— WHAT YOU ARE ASKED TO DO —
Copy nothing but the text: repeat each entry exactly and drop the images.

— GIVEN ENTRIES —
:::::

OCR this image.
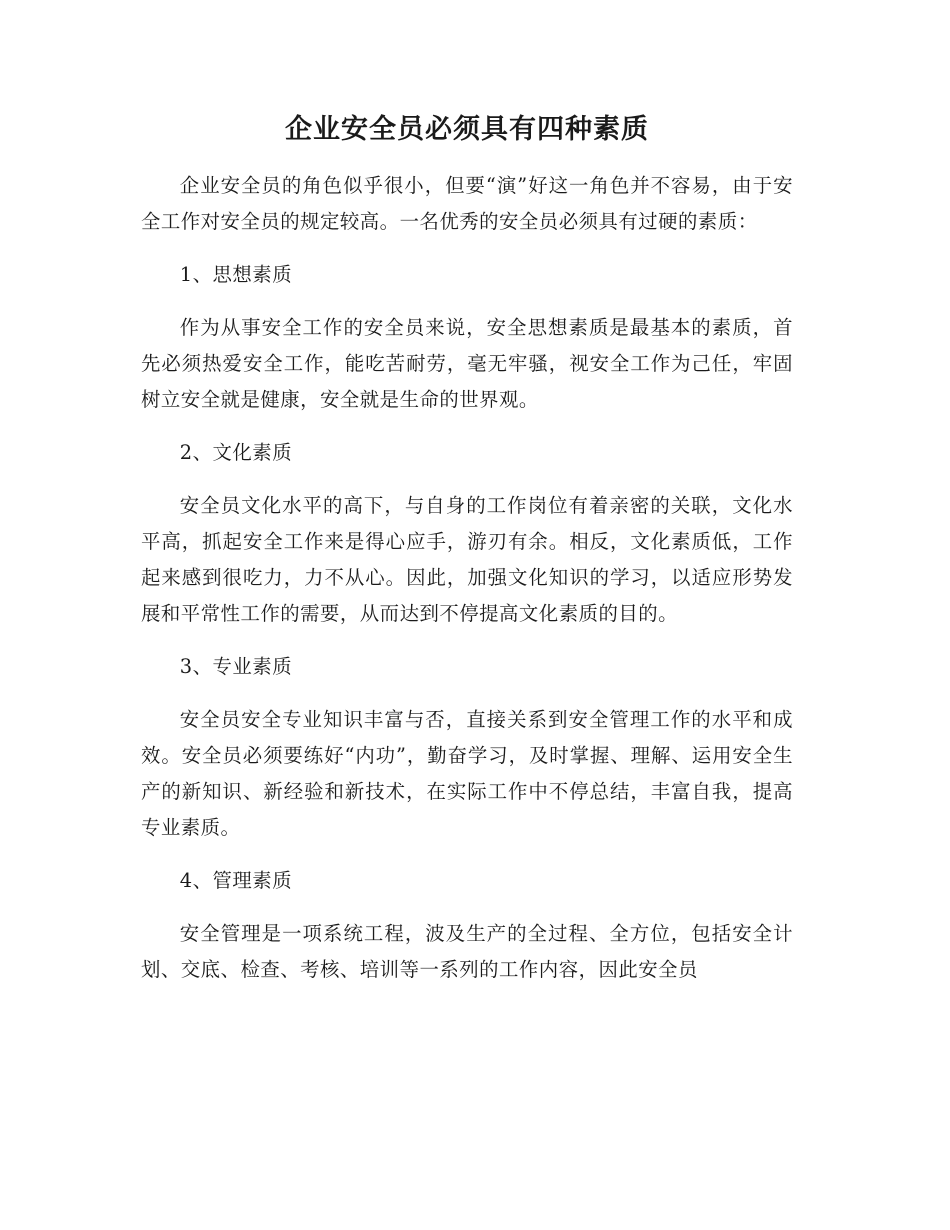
企业安全员必须具有四种素质

企业安全员的角色似乎很小，但要“演”好这一角色并不容易，由于安全工作对安全员的规定较高。一名优秀的安全员必须具有过硬的素质：

1、思想素质

作为从事安全工作的安全员来说，安全思想素质是最基本的素质，首先必须热爱安全工作，能吃苦耐劳，毫无牢骚，视安全工作为己任，牢固树立安全就是健康，安全就是生命的世界观。

2、文化素质

安全员文化水平的高下，与自身的工作岗位有着亲密的关联，文化水平高，抓起安全工作来是得心应手，游刃有余。相反，文化素质低，工作起来感到很吃力，力不从心。因此，加强文化知识的学习，以适应形势发展和平常性工作的需要，从而达到不停提高文化素质的目的。

3、专业素质

安全员安全专业知识丰富与否，直接关系到安全管理工作的水平和成效。安全员必须要练好“内功”，勤奋学习，及时掌握、理解、运用安全生产的新知识、新经验和新技术，在实际工作中不停总结，丰富自我，提高专业素质。

4、管理素质

安全管理是一项系统工程，波及生产的全过程、全方位，包括安全计划、交底、检查、考核、培训等一系列的工作内容，因此安全员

:::::

— ANSWER TO THIS TASK —
OCR this image.
企业安全员必须具有四种素质

企业安全员的角色似乎很小，但要“演”好这一角色并不容易，由于安全工作对安全员的规定较高。一名优秀的安全员必须具有过硬的素质：

1、思想素质

作为从事安全工作的安全员来说，安全思想素质是最基本的素质，首先必须热爱安全工作，能吃苦耐劳，毫无牢骚，视安全工作为己任，牢固树立安全就是健康，安全就是生命的世界观。

2、文化素质

安全员文化水平的高下，与自身的工作岗位有着亲密的关联，文化水平高，抓起安全工作来是得心应手，游刃有余。相反，文化素质低，工作起来感到很吃力，力不从心。因此，加强文化知识的学习，以适应形势发展和平常性工作的需要，从而达到不停提高文化素质的目的。

3、专业素质

安全员安全专业知识丰富与否，直接关系到安全管理工作的水平和成效。安全员必须要练好“内功”，勤奋学习，及时掌握、理解、运用安全生产的新知识、新经验和新技术，在实际工作中不停总结，丰富自我，提高专业素质。

4、管理素质

安全管理是一项系统工程，波及生产的全过程、全方位，包括安全计划、交底、检查、考核、培训等一系列的工作内容，因此安全员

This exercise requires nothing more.